Problem to solve ▸ Return every entry exactly as written.

Provided data ▸
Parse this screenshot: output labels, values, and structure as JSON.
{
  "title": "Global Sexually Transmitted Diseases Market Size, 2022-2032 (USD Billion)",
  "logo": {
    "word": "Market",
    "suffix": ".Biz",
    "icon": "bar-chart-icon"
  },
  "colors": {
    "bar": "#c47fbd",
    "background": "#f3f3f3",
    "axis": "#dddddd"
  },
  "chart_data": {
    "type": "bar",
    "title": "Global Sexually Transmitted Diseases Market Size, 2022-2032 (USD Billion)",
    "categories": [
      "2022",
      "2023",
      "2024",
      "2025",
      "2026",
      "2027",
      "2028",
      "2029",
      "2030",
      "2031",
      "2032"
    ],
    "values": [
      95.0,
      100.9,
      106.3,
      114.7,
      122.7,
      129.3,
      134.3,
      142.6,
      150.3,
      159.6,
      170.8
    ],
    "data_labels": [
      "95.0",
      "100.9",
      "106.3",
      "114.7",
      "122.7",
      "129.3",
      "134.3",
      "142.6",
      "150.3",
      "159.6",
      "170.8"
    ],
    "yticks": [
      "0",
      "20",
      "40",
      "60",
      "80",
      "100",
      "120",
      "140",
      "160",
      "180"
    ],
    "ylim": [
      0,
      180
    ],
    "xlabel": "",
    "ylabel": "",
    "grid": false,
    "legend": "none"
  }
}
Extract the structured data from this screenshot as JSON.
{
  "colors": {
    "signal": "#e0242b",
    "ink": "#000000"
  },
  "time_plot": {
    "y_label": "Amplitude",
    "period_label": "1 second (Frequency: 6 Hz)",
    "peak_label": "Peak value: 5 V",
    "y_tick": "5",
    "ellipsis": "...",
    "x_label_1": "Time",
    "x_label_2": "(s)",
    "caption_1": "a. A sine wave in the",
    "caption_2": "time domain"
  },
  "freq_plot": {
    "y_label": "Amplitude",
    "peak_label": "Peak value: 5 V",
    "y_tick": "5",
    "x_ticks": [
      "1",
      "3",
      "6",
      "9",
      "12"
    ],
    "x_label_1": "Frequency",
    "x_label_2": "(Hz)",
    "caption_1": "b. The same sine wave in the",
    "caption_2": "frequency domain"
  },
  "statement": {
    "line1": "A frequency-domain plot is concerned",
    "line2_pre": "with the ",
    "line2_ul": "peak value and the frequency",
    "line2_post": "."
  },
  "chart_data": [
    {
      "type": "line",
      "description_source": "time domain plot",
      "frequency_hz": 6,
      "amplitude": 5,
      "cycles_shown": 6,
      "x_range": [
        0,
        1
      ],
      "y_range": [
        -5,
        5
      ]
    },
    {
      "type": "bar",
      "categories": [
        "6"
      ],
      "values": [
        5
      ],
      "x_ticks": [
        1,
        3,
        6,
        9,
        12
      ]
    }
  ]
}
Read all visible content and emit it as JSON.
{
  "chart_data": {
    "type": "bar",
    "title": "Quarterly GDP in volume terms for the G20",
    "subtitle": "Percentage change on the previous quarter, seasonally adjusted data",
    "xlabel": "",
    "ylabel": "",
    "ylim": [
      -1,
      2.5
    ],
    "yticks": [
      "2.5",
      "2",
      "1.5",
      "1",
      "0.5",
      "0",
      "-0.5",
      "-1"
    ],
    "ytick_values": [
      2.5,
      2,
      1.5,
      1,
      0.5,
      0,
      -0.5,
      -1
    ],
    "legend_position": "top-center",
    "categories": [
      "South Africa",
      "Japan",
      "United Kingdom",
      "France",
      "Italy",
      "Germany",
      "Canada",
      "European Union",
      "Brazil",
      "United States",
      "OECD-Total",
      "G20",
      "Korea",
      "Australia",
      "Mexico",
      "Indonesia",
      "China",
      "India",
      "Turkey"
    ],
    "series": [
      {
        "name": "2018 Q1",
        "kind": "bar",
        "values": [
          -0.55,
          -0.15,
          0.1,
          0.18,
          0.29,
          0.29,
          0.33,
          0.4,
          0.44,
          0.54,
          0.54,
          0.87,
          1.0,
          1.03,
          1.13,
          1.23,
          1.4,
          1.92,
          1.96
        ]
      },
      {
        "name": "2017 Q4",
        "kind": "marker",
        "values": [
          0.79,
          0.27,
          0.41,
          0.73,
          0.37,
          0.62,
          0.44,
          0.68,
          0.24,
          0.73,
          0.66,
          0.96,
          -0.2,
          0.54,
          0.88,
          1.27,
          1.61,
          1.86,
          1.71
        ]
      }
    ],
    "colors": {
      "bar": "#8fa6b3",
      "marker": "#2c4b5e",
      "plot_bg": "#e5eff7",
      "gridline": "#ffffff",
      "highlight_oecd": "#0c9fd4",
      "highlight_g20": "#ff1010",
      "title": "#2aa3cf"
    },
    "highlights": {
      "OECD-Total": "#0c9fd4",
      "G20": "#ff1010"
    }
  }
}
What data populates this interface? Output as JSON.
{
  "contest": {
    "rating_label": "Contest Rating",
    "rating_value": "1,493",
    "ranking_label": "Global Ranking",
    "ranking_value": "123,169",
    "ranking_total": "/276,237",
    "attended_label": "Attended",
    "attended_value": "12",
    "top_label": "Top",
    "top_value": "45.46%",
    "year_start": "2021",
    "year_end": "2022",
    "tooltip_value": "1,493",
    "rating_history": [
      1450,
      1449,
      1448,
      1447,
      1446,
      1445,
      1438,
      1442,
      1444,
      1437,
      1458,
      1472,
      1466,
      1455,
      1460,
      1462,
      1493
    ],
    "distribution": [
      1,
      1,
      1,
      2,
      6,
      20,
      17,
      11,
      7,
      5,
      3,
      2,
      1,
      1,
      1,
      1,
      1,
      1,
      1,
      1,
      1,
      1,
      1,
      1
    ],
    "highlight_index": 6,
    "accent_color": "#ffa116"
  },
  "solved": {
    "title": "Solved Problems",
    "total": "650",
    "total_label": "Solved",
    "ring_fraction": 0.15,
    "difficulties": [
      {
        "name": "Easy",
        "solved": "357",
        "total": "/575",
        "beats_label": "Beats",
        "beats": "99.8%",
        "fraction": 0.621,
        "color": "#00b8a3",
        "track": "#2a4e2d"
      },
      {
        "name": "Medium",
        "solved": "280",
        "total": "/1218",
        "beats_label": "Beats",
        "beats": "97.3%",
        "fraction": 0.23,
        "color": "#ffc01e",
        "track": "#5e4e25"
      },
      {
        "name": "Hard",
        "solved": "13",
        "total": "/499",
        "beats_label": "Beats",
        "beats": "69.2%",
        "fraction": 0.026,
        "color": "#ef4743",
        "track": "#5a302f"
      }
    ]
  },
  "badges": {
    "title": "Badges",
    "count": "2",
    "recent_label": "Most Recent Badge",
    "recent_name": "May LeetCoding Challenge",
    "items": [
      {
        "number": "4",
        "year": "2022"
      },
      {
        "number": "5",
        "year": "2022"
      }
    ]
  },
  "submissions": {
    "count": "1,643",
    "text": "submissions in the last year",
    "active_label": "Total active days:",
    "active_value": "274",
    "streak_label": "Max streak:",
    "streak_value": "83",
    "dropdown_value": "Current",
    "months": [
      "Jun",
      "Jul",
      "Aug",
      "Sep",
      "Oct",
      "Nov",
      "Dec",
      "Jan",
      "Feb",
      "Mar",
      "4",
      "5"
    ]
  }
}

Correct response ▸
Parse this screenshot: output labels, values, and structure as JSON.
{
  "title": "Global Sexually Transmitted Diseases Market Size, 2022-2032 (USD Billion)",
  "logo": {
    "word": "Market",
    "suffix": ".Biz",
    "icon": "bar-chart-icon"
  },
  "colors": {
    "bar": "#c47fbd",
    "background": "#f3f3f3",
    "axis": "#dddddd"
  },
  "chart_data": {
    "type": "bar",
    "title": "Global Sexually Transmitted Diseases Market Size, 2022-2032 (USD Billion)",
    "categories": [
      "2022",
      "2023",
      "2024",
      "2025",
      "2026",
      "2027",
      "2028",
      "2029",
      "2030",
      "2031",
      "2032"
    ],
    "values": [
      95.0,
      100.9,
      106.3,
      114.7,
      122.7,
      129.3,
      134.3,
      142.6,
      150.3,
      159.6,
      170.8
    ],
    "data_labels": [
      "95.0",
      "100.9",
      "106.3",
      "114.7",
      "122.7",
      "129.3",
      "134.3",
      "142.6",
      "150.3",
      "159.6",
      "170.8"
    ],
    "yticks": [
      "0",
      "20",
      "40",
      "60",
      "80",
      "100",
      "120",
      "140",
      "160",
      "180"
    ],
    "ylim": [
      0,
      180
    ],
    "xlabel": "",
    "ylabel": "",
    "grid": false,
    "legend": "none"
  }
}
Extract the structured data from this screenshot as JSON.
{
  "colors": {
    "signal": "#e0242b",
    "ink": "#000000"
  },
  "time_plot": {
    "y_label": "Amplitude",
    "period_label": "1 second (Frequency: 6 Hz)",
    "peak_label": "Peak value: 5 V",
    "y_tick": "5",
    "ellipsis": "...",
    "x_label_1": "Time",
    "x_label_2": "(s)",
    "caption_1": "a. A sine wave in the",
    "caption_2": "time domain"
  },
  "freq_plot": {
    "y_label": "Amplitude",
    "peak_label": "Peak value: 5 V",
    "y_tick": "5",
    "x_ticks": [
      "1",
      "3",
      "6",
      "9",
      "12"
    ],
    "x_label_1": "Frequency",
    "x_label_2": "(Hz)",
    "caption_1": "b. The same sine wave in the",
    "caption_2": "frequency domain"
  },
  "statement": {
    "line1": "A frequency-domain plot is concerned",
    "line2_pre": "with the ",
    "line2_ul": "peak value and the frequency",
    "line2_post": "."
  },
  "chart_data": [
    {
      "type": "line",
      "description_source": "time domain plot",
      "frequency_hz": 6,
      "amplitude": 5,
      "cycles_shown": 6,
      "x_range": [
        0,
        1
      ],
      "y_range": [
        -5,
        5
      ]
    },
    {
      "type": "bar",
      "categories": [
        "6"
      ],
      "values": [
        5
      ],
      "x_ticks": [
        1,
        3,
        6,
        9,
        12
      ]
    }
  ]
}
Read all visible content and emit it as JSON.
{
  "chart_data": {
    "type": "bar",
    "title": "Quarterly GDP in volume terms for the G20",
    "subtitle": "Percentage change on the previous quarter, seasonally adjusted data",
    "xlabel": "",
    "ylabel": "",
    "ylim": [
      -1,
      2.5
    ],
    "yticks": [
      "2.5",
      "2",
      "1.5",
      "1",
      "0.5",
      "0",
      "-0.5",
      "-1"
    ],
    "ytick_values": [
      2.5,
      2,
      1.5,
      1,
      0.5,
      0,
      -0.5,
      -1
    ],
    "legend_position": "top-center",
    "categories": [
      "South Africa",
      "Japan",
      "United Kingdom",
      "France",
      "Italy",
      "Germany",
      "Canada",
      "European Union",
      "Brazil",
      "United States",
      "OECD-Total",
      "G20",
      "Korea",
      "Australia",
      "Mexico",
      "Indonesia",
      "China",
      "India",
      "Turkey"
    ],
    "series": [
      {
        "name": "2018 Q1",
        "kind": "bar",
        "values": [
          -0.55,
          -0.15,
          0.1,
          0.18,
          0.29,
          0.29,
          0.33,
          0.4,
          0.44,
          0.54,
          0.54,
          0.87,
          1.0,
          1.03,
          1.13,
          1.23,
          1.4,
          1.92,
          1.96
        ]
      },
      {
        "name": "2017 Q4",
        "kind": "marker",
        "values": [
          0.79,
          0.27,
          0.41,
          0.73,
          0.37,
          0.62,
          0.44,
          0.68,
          0.24,
          0.73,
          0.66,
          0.96,
          -0.2,
          0.54,
          0.88,
          1.27,
          1.61,
          1.86,
          1.71
        ]
      }
    ],
    "colors": {
      "bar": "#8fa6b3",
      "marker": "#2c4b5e",
      "plot_bg": "#e5eff7",
      "gridline": "#ffffff",
      "highlight_oecd": "#0c9fd4",
      "highlight_g20": "#ff1010",
      "title": "#2aa3cf"
    },
    "highlights": {
      "OECD-Total": "#0c9fd4",
      "G20": "#ff1010"
    }
  }
}
What data populates this interface? Output as JSON.
{
  "contest": {
    "rating_label": "Contest Rating",
    "rating_value": "1,493",
    "ranking_label": "Global Ranking",
    "ranking_value": "123,169",
    "ranking_total": "/276,237",
    "attended_label": "Attended",
    "attended_value": "12",
    "top_label": "Top",
    "top_value": "45.46%",
    "year_start": "2021",
    "year_end": "2022",
    "tooltip_value": "1,493",
    "rating_history": [
      1450,
      1449,
      1448,
      1447,
      1446,
      1445,
      1438,
      1442,
      1444,
      1437,
      1458,
      1472,
      1466,
      1455,
      1460,
      1462,
      1493
    ],
    "distribution": [
      1,
      1,
      1,
      2,
      6,
      20,
      17,
      11,
      7,
      5,
      3,
      2,
      1,
      1,
      1,
      1,
      1,
      1,
      1,
      1,
      1,
      1,
      1,
      1
    ],
    "highlight_index": 6,
    "accent_color": "#ffa116"
  },
  "solved": {
    "title": "Solved Problems",
    "total": "650",
    "total_label": "Solved",
    "ring_fraction": 0.15,
    "difficulties": [
      {
        "name": "Easy",
        "solved": "357",
        "total": "/575",
        "beats_label": "Beats",
        "beats": "99.8%",
        "fraction": 0.621,
        "color": "#00b8a3",
        "track": "#2a4e2d"
      },
      {
        "name": "Medium",
        "solved": "280",
        "total": "/1218",
        "beats_label": "Beats",
        "beats": "97.3%",
        "fraction": 0.23,
        "color": "#ffc01e",
        "track": "#5e4e25"
      },
      {
        "name": "Hard",
        "solved": "13",
        "total": "/499",
        "beats_label": "Beats",
        "beats": "69.2%",
        "fraction": 0.026,
        "color": "#ef4743",
        "track": "#5a302f"
      }
    ]
  },
  "badges": {
    "title": "Badges",
    "count": "2",
    "recent_label": "Most Recent Badge",
    "recent_name": "May LeetCoding Challenge",
    "items": [
      {
        "number": "4",
        "year": "2022"
      },
      {
        "number": "5",
        "year": "2022"
      }
    ]
  },
  "submissions": {
    "count": "1,643",
    "text": "submissions in the last year",
    "active_label": "Total active days:",
    "active_value": "274",
    "streak_label": "Max streak:",
    "streak_value": "83",
    "dropdown_value": "Current",
    "months": [
      "Jun",
      "Jul",
      "Aug",
      "Sep",
      "Oct",
      "Nov",
      "Dec",
      "Jan",
      "Feb",
      "Mar",
      "4",
      "5"
    ]
  }
}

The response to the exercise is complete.